# [TEXT PASSAGE]

During the term of the Credit Facility, the Borrower may
borrow, repay and reborrow hereunder at any time, unless
otherwise provided.
FEF Contracts may not have maturities exceeding one year.
<PAGE>
After the Maturity Date, the Credit Facility shall convert
to a demand facility, the Bank may cancel any undrawn
portion of the Amount at any time and all Borrowings
outstanding shall be due and payable on demand by the
Bank.
6. Interest Rates and Fees:
(a) Royal Bank Prime (RBP) plus 1/4%.
(b) Royal Bank US Base Rate (RBUSBR) plus 1/4%.
(c) Libor (Libor) plus 1%.
(d) Royal Bank Prime Acceptance Fees (RBPAF) plus
1/4%.
(e) L/C fees to be quoted by the Bank at time of issue
of each L/C.

# [WORK TO DO]
1 > Answer these from the credit facility text:
(a) What is the longest maturity allowed for FEF Contracts?
(b) What does the Credit Facility convert to after the Maturity Date?
(c) What margin is added to Libor?
2 > Reproduce the credit facility text beginning at the words "During the term" and stopping after "(Libor) plus 1%.", substituting "Lender" for "Bank".

# [SOURCE DATA]

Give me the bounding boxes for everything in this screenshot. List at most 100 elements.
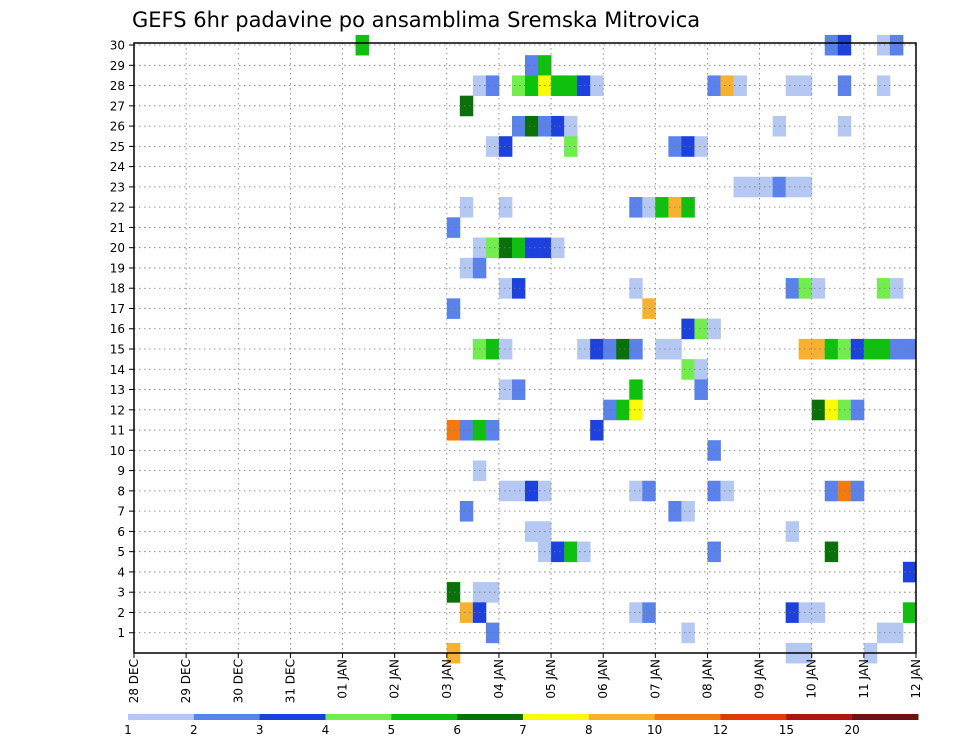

# [RESPONSES PER TASK]
1 >
(a) One year.
(b) A demand facility.
(c) 1%.

2 >
During the term of the Credit Facility, the Borrower may
borrow, repay and reborrow hereunder at any time, unless
otherwise provided.
FEF Contracts may not have maturities exceeding one year.
<PAGE>
After the Maturity Date, the Credit Facility shall convert
to a demand facility, the Lender may cancel any undrawn
portion of the Amount at any time and all Borrowings
outstanding shall be due and payable on demand by the
Lender.
6. Interest Rates and Fees:
(a) Royal Lender Prime (RBP) plus 1/4%.
(b) Royal Lender US Base Rate (RBUSBR) plus 1/4%.
(c) Libor (Libor) plus 1%.